Figure contents as structured data

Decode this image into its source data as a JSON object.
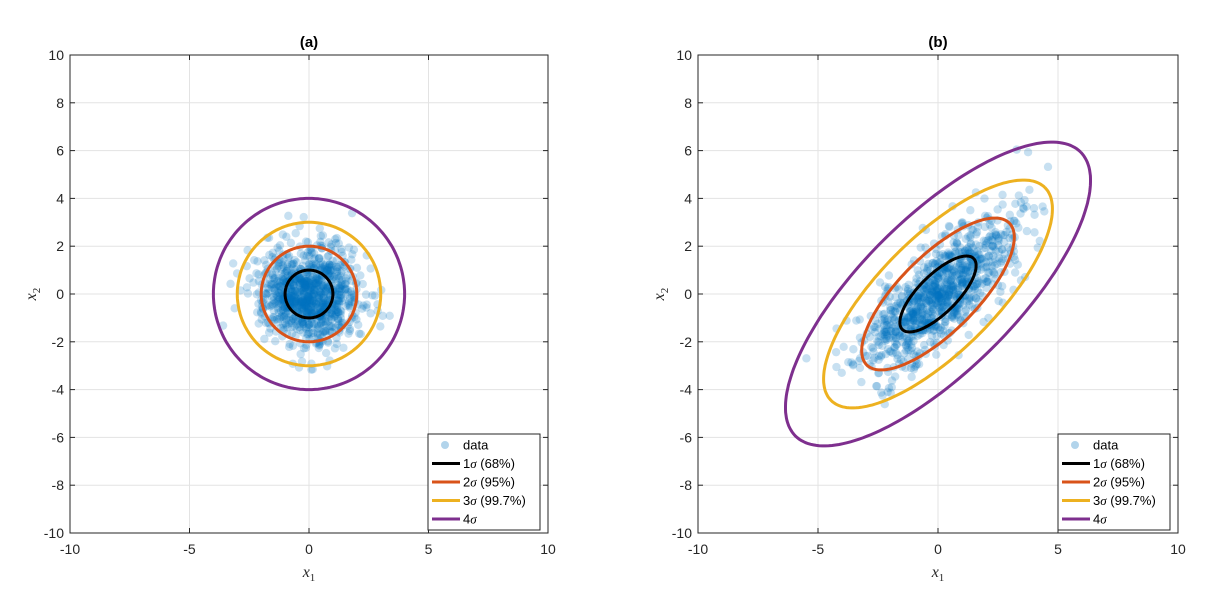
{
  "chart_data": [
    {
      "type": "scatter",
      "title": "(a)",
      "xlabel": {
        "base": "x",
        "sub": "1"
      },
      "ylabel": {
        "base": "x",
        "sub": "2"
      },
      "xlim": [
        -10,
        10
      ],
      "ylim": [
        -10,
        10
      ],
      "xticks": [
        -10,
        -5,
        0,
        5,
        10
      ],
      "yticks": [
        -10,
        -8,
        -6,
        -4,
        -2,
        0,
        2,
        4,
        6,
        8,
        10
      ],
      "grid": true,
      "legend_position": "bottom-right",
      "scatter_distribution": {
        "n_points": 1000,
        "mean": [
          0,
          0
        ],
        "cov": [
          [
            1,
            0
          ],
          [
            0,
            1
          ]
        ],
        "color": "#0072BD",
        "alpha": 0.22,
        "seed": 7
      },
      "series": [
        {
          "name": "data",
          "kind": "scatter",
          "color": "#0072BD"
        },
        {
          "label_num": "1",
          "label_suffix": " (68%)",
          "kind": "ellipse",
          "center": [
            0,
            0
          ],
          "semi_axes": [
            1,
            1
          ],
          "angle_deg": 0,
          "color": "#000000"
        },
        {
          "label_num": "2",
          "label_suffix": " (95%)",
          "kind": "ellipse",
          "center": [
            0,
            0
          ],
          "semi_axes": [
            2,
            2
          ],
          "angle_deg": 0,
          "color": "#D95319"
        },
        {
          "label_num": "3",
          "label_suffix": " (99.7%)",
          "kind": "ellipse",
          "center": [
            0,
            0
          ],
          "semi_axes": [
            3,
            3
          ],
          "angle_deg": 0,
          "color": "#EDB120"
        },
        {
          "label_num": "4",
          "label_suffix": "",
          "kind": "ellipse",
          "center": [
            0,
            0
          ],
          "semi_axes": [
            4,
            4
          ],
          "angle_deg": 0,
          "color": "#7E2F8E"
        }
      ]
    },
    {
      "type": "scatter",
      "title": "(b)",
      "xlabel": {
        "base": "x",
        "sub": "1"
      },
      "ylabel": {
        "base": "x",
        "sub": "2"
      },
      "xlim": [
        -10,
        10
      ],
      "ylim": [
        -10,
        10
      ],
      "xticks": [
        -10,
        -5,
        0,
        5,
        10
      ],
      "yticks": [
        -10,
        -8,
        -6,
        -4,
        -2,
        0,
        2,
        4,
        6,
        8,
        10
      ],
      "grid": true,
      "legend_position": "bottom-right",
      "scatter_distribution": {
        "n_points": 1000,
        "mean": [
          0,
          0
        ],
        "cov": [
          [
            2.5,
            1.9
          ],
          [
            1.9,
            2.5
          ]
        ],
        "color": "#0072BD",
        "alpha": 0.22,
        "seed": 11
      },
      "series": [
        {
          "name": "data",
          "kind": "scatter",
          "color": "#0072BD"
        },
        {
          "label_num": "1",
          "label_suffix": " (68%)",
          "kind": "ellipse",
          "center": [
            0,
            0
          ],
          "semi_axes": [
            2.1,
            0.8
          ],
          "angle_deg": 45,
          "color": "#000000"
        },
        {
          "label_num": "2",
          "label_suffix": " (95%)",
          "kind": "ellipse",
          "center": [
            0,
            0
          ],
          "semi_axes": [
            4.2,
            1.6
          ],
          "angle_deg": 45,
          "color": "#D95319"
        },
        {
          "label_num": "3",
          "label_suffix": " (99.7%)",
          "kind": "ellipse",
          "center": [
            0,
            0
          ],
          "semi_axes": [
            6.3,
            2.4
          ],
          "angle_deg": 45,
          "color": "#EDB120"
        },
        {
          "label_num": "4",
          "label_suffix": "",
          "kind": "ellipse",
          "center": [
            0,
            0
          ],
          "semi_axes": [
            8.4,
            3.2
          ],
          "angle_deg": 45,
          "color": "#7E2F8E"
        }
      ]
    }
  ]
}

**Work to do:**
Each entry above should be reproduced exactly, with the pictures removed.

**Expected answer:**
Decode this image into its source data as a JSON object.
{
  "chart_data": [
    {
      "type": "scatter",
      "title": "(a)",
      "xlabel": {
        "base": "x",
        "sub": "1"
      },
      "ylabel": {
        "base": "x",
        "sub": "2"
      },
      "xlim": [
        -10,
        10
      ],
      "ylim": [
        -10,
        10
      ],
      "xticks": [
        -10,
        -5,
        0,
        5,
        10
      ],
      "yticks": [
        -10,
        -8,
        -6,
        -4,
        -2,
        0,
        2,
        4,
        6,
        8,
        10
      ],
      "grid": true,
      "legend_position": "bottom-right",
      "scatter_distribution": {
        "n_points": 1000,
        "mean": [
          0,
          0
        ],
        "cov": [
          [
            1,
            0
          ],
          [
            0,
            1
          ]
        ],
        "color": "#0072BD",
        "alpha": 0.22,
        "seed": 7
      },
      "series": [
        {
          "name": "data",
          "kind": "scatter",
          "color": "#0072BD"
        },
        {
          "label_num": "1",
          "label_suffix": " (68%)",
          "kind": "ellipse",
          "center": [
            0,
            0
          ],
          "semi_axes": [
            1,
            1
          ],
          "angle_deg": 0,
          "color": "#000000"
        },
        {
          "label_num": "2",
          "label_suffix": " (95%)",
          "kind": "ellipse",
          "center": [
            0,
            0
          ],
          "semi_axes": [
            2,
            2
          ],
          "angle_deg": 0,
          "color": "#D95319"
        },
        {
          "label_num": "3",
          "label_suffix": " (99.7%)",
          "kind": "ellipse",
          "center": [
            0,
            0
          ],
          "semi_axes": [
            3,
            3
          ],
          "angle_deg": 0,
          "color": "#EDB120"
        },
        {
          "label_num": "4",
          "label_suffix": "",
          "kind": "ellipse",
          "center": [
            0,
            0
          ],
          "semi_axes": [
            4,
            4
          ],
          "angle_deg": 0,
          "color": "#7E2F8E"
        }
      ]
    },
    {
      "type": "scatter",
      "title": "(b)",
      "xlabel": {
        "base": "x",
        "sub": "1"
      },
      "ylabel": {
        "base": "x",
        "sub": "2"
      },
      "xlim": [
        -10,
        10
      ],
      "ylim": [
        -10,
        10
      ],
      "xticks": [
        -10,
        -5,
        0,
        5,
        10
      ],
      "yticks": [
        -10,
        -8,
        -6,
        -4,
        -2,
        0,
        2,
        4,
        6,
        8,
        10
      ],
      "grid": true,
      "legend_position": "bottom-right",
      "scatter_distribution": {
        "n_points": 1000,
        "mean": [
          0,
          0
        ],
        "cov": [
          [
            2.5,
            1.9
          ],
          [
            1.9,
            2.5
          ]
        ],
        "color": "#0072BD",
        "alpha": 0.22,
        "seed": 11
      },
      "series": [
        {
          "name": "data",
          "kind": "scatter",
          "color": "#0072BD"
        },
        {
          "label_num": "1",
          "label_suffix": " (68%)",
          "kind": "ellipse",
          "center": [
            0,
            0
          ],
          "semi_axes": [
            2.1,
            0.8
          ],
          "angle_deg": 45,
          "color": "#000000"
        },
        {
          "label_num": "2",
          "label_suffix": " (95%)",
          "kind": "ellipse",
          "center": [
            0,
            0
          ],
          "semi_axes": [
            4.2,
            1.6
          ],
          "angle_deg": 45,
          "color": "#D95319"
        },
        {
          "label_num": "3",
          "label_suffix": " (99.7%)",
          "kind": "ellipse",
          "center": [
            0,
            0
          ],
          "semi_axes": [
            6.3,
            2.4
          ],
          "angle_deg": 45,
          "color": "#EDB120"
        },
        {
          "label_num": "4",
          "label_suffix": "",
          "kind": "ellipse",
          "center": [
            0,
            0
          ],
          "semi_axes": [
            8.4,
            3.2
          ],
          "angle_deg": 45,
          "color": "#7E2F8E"
        }
      ]
    }
  ]
}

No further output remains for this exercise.